• **Consigna 1**
Responde, según el texto sobre Elisa Gómez, estas preguntas:
(a) ¿En qué hacienda vivía el juglar con sus padres antes de su errancia musical?
(b) ¿En qué puerto esperaban las tres mujeres la llegada de la lancha?
(c) ¿Cuánto tiempo duraron, según Elisa, los encuentros "con miraditas"?
• **Consigna 2**
Indica si cada afirmación coincide con el texto sobre Elisa Gómez. Responde sí o no y cita las palabras del texto que lo deciden.
(a) La lancha que esperaban las mujeres venía de Magangué.
(b) Al desembarcar, ambos se despidieron.
(c) Él acudía al mercado todos los días.
• **Consigna 3**
Prosigue el relato sobre Elisa Gómez y el tripulante de la lancha a partir de la última frase del texto.

-------- Texto --------

Alejo Jr. es producto del amor viajero del juglar que en sus tiempos de juventud, cuando salió del abrigo de sus padres en la hacienda Las Cabezas, de El Paso/Cesar, y se hizo protagonista de una errancia musical que lo llevó de pueblo en pueblo, dejando en ellos recuerdos de memorables parrandas, de cantos allí creados, a mujeres enamoradas e hijos ahí engendrados.
En el puerto de Santana esperaban tres mujeres la llegada de la lancha procedente de Mompox para seguir camino a Magangué. Entre los tripulantes de la embarcación sobresalía uno; era alto, con brazos fuertes de ébano, sombrero y aspecto de quien tiene tranquilidad en el alma. “Fue con lo primero que me encontré”, narra Elisa Gómez, una de aquellas muchachas, sin poder evitar que una sonrisa de asalte los labios al evocar ese recuerdo. “Empezó a picarme el ojo. Íbamos mamá con dos niñas y otra señora llevaba otras dos y no le picó el ojo a ninguna otra sino a mí”. No hubo palabras entre ellos; sólo ese diálogo de las miradas que las hizo innecesarias. “Usted sabe que el amor entra por una simple mirada”, confirma Elisa. No se despidieron al desembarcar, pero sabían que se verían de nuevo y que tenían una historia pendiente. “Como a los dos meses nos encontramos y así duramos como cuatro meses, con miraditas; nos veíamos de vez en cuando”.
En cierta manera habían establecido una relación amorosa por medio de miradas; ansiaban esos encuentros; él iba todos los días al mercado y ella lo sabía; entonces confabuló con el destino y sus hermanas. “Dijimos: vamos al mercado a comprarnos un hueso bueno para una sopa y allá nos encontramos con el que estaba comprando. Se embarcó e hizo que se había ido y lo que hizo fue que el carro que nosotras nos vinimos le siguió la pata; cuando llegamos a la casa bajó la compra y mamá fue la que tuvo que cocinarle ese día. Él dijo, Dios es bueno y aquí es donde vamos a comer hoy”.

-------- Datos del conjunto --------

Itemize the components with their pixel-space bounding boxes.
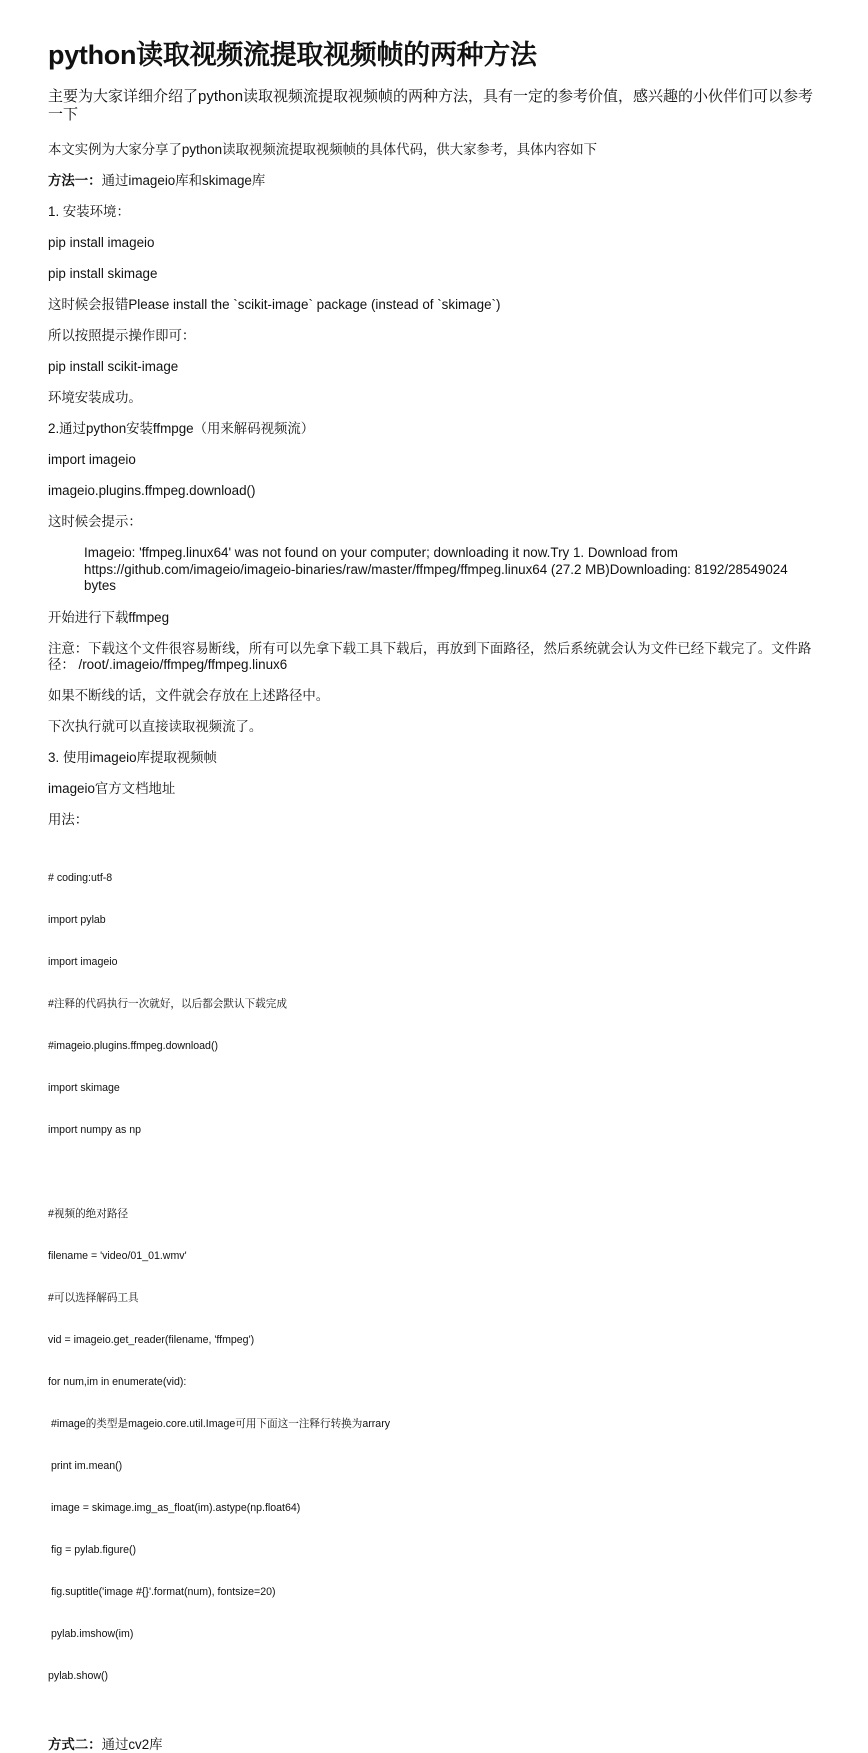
code-line: #image的类型是mageio.core.util.Image可用下面这一注释行转换为arrary: [48, 1417, 391, 1430]
code-line: pylab.show(): [48, 1669, 109, 1682]
paragraph: 如果不断线的话，文件就会存放在上述路径中。: [48, 687, 330, 703]
method-two-label: 方式二：: [48, 1736, 102, 1752]
code-line: pylab.imshow(im): [48, 1627, 134, 1640]
code-line: import numpy as np: [48, 1123, 142, 1136]
code-line: #imageio.plugins.ffmpeg.download(): [48, 1039, 218, 1052]
code-line: import pylab: [48, 913, 106, 926]
paragraph: import imageio: [48, 452, 136, 467]
paragraph: 下次执行就可以直接读取视频流了。: [48, 718, 263, 734]
paragraph: 3. 使用imageio库提取视频帧: [48, 749, 217, 765]
intro-paragraph: 本文实例为大家分享了python读取视频流提取视频帧的具体代码，供大家参考，具体内容如下: [48, 142, 598, 157]
code-line: for num,im in enumerate(vid):: [48, 1375, 187, 1388]
code-line: [48, 1165, 820, 1179]
paragraph: 用法：: [48, 811, 89, 827]
code-line: filename = 'video/01_01.wmv': [48, 1249, 187, 1262]
code-line: import skimage: [48, 1081, 120, 1094]
method-two-heading: [48, 1737, 820, 1753]
code-line: # coding:utf-8: [48, 871, 113, 884]
code-line: vid = imageio.get_reader(filename, 'ffmpeg'): [48, 1333, 255, 1346]
paragraph: 这时候会报错Please install the `scikit-image` package (instead of `skimage`): [48, 297, 501, 312]
paragraph: pip install imageio: [48, 235, 155, 250]
paragraph: 注意：下载这个文件很容易断线，所有可以先拿下载工具下载后，再放到下面路径，然后系统就会认为文件已经下载完了。文件路径： /root/.imageio/ffmpeg/ffmpeg.linux6: [48, 640, 812, 672]
code-line: image = skimage.img_as_float(im).astype(np.float64): [48, 1501, 301, 1514]
code-line: import imageio: [48, 955, 118, 968]
paragraph: 所以按照提示操作即可：: [48, 328, 196, 343]
method-one-text: 通过imageio库和skimage库: [101, 173, 266, 188]
blockquote: Imageio: 'ffmpeg.linux64' was not found on your computer; downloading it now.Try 1. Download from https://github.com/imageio/imageio-binaries/raw/master/ffmpeg/ffmpeg.linux64 (27.2 MB)Downloading: 8192/28549024 bytes: [84, 545, 788, 593]
code-line: #视频的绝对路径: [48, 1207, 129, 1220]
method-one-heading: [48, 173, 820, 189]
code-line: #注释的代码执行一次就好，以后都会默认下载完成: [48, 997, 287, 1010]
paragraph: 2.通过python安装ffmpge（用来解码视频流）: [48, 421, 315, 436]
paragraph: pip install skimage: [48, 266, 158, 281]
page-title: python读取视频流提取视频帧的两种方法: [48, 40, 537, 70]
paragraph: imageio官方文档地址: [48, 780, 176, 796]
paragraph: imageio.plugins.ffmpeg.download(): [48, 483, 256, 498]
summary: 主要为大家详细介绍了python读取视频流提取视频帧的两种方法，具有一定的参考价值，感兴趣的小伙伴们可以参考一下: [48, 88, 814, 123]
method-one-label: 方法一：: [48, 173, 102, 188]
code-line: print im.mean(): [48, 1459, 123, 1472]
method-two-text: 通过cv2库: [101, 1736, 163, 1752]
paragraph: 开始进行下载ffmpeg: [48, 609, 170, 625]
paragraph: 环境安装成功。: [48, 390, 142, 405]
paragraph: 这时候会提示：: [48, 514, 142, 529]
paragraph: 1. 安装环境：: [48, 204, 130, 219]
code-line: #可以选择解码工具: [48, 1291, 139, 1304]
code-line: fig = pylab.figure(): [48, 1543, 137, 1556]
paragraph: pip install scikit-image: [48, 359, 179, 374]
code-line: fig.suptitle('image #{}'.format(num), fontsize=20): [48, 1585, 276, 1598]
code-block: [48, 843, 820, 1711]
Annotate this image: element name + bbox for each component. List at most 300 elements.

--------

• **Respuesta 1**
(a) En la hacienda Las Cabezas, de El Paso/Cesar.
(b) En el puerto de Santana.
(c) Como cuatro meses.

• **Respuesta 2**
(a) No: "la lancha procedente de Mompox para seguir camino a Magangué".
(b) No: "No se despidieron al desembarcar".
(c) Sí: "él iba todos los días al mercado".

• **Respuesta 3**
Ya con la confianza de su lado, con la venia de la suegra, a la que “le cayó como una bendición”, el joven acordeonero invitó a Elisa a las fiestas de San Juan Bautista en Buena Vista y se consolidó la relación, que daría como resultado a Alejo Jr. “Desde la primera noche me dejó la semilla”, se ríe Elisa y evoca los pueblos que visitó como acompañante o primera dama del que ya era conocido como El Negro Alejo. “El me llevó por toda Córdoba, Bolívar, Caucasia, Puerto Valdivia, Margento, Guaranda… ¿a dónde no me llevó? A donde iba a tocar me llevaba”.
Un idilio de un poco más de un año que claudicó por los celos de ella, por las infidelidades de él o porque así tenía que ser. “Yo era muy celosa y él esas mujeres lo abrazaban delante mío y no me gustó. Yo me le vine de allá de Montería”. Se fue a Codazzi, llevando el corazón en pedacitos, el dolor de imaginar a su amor picándole el ojo a otras y a su hijo de tres meses de nacido.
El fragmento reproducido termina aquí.